### Task to complete
Extract each line where the string "Warnungen" shows up.

### Provided records
>> begin

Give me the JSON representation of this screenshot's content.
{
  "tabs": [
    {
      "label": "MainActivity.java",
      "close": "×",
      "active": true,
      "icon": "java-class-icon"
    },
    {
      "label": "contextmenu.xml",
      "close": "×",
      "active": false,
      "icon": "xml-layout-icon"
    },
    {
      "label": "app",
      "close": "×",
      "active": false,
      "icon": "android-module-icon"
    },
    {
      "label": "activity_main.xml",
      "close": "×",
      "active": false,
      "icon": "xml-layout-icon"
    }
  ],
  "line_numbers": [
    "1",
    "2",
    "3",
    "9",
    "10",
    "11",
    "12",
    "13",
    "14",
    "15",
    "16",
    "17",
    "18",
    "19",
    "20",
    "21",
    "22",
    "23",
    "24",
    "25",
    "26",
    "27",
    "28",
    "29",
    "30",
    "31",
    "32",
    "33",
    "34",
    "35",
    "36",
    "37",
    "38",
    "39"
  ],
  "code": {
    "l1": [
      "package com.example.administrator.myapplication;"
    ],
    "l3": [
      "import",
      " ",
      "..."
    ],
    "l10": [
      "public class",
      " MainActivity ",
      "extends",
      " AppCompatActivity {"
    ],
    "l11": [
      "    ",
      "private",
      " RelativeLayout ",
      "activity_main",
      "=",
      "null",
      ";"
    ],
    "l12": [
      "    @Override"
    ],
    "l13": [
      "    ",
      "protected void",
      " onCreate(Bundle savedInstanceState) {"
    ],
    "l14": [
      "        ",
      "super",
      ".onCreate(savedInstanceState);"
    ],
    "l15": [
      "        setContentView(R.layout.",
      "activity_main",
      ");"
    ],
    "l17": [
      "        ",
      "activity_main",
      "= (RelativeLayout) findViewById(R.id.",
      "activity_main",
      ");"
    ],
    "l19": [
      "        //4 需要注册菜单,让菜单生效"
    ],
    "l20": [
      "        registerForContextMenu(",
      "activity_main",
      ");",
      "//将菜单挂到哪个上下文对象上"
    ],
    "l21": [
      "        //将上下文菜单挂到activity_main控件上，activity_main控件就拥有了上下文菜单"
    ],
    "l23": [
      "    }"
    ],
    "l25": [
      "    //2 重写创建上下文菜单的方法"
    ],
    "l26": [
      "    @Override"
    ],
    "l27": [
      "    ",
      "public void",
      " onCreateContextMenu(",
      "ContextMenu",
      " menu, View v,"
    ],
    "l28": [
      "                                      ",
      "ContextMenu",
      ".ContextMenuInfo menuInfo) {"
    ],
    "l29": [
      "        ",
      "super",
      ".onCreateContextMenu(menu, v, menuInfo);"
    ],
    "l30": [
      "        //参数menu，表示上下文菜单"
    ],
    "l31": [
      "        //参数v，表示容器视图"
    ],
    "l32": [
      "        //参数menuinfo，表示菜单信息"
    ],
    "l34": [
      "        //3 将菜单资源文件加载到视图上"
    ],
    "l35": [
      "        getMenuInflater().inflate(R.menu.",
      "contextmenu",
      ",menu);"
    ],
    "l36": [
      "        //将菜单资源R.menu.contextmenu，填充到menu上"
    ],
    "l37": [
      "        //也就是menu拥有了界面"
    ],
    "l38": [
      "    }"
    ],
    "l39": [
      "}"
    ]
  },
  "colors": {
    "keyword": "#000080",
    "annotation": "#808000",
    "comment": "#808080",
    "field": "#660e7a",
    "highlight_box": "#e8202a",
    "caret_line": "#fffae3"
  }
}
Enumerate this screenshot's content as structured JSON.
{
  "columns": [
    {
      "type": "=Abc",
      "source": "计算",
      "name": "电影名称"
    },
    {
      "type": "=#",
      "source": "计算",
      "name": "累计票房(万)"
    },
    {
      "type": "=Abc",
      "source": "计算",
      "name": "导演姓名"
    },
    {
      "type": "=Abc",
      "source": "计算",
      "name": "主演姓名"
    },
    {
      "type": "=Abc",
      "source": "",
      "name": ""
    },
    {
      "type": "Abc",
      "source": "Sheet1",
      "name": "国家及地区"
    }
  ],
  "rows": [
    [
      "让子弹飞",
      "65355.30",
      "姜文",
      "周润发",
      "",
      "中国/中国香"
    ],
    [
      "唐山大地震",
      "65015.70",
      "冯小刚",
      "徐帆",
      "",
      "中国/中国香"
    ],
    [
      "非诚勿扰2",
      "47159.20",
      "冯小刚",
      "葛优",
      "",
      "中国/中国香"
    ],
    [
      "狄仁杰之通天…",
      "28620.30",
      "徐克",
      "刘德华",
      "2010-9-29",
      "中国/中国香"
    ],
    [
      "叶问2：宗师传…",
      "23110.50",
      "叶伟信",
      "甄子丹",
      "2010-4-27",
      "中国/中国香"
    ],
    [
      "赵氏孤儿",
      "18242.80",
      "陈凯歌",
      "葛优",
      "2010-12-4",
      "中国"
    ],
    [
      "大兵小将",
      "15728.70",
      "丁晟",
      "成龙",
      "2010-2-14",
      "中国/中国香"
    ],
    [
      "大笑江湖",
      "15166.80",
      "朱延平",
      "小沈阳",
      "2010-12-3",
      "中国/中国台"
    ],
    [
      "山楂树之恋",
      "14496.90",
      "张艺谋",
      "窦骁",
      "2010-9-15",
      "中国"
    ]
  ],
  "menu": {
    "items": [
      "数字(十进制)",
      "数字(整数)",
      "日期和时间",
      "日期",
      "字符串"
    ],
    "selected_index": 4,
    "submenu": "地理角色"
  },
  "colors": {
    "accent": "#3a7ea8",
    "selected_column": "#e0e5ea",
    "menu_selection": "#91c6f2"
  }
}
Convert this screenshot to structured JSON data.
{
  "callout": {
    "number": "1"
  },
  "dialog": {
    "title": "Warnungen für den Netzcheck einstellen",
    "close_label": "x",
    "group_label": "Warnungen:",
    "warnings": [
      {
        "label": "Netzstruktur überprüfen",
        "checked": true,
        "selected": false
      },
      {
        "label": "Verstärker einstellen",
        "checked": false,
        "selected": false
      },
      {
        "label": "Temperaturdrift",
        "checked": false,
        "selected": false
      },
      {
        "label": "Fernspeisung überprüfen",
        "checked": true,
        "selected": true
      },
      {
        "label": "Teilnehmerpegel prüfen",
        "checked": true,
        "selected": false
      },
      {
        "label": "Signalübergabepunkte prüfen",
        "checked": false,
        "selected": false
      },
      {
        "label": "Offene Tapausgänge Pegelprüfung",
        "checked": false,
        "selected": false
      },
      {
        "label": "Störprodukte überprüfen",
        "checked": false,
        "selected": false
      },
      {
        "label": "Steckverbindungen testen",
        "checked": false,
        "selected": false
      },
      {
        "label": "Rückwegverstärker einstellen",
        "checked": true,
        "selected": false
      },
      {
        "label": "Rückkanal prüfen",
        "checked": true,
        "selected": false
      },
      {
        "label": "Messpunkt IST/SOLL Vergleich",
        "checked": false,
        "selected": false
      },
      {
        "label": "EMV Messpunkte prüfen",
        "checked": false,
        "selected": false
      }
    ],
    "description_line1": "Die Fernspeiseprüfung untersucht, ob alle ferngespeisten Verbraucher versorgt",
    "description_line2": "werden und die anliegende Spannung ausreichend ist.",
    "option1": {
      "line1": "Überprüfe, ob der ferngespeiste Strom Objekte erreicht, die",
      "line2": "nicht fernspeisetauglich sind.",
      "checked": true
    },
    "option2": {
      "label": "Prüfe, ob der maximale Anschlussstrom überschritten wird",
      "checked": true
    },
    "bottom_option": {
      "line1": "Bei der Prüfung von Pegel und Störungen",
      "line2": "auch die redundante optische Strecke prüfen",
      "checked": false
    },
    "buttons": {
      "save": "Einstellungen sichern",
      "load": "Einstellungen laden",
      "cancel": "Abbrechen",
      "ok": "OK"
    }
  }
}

>> end

### Exercise response
    "title": "Warnungen für den Netzcheck einstellen",
    "group_label": "Warnungen:",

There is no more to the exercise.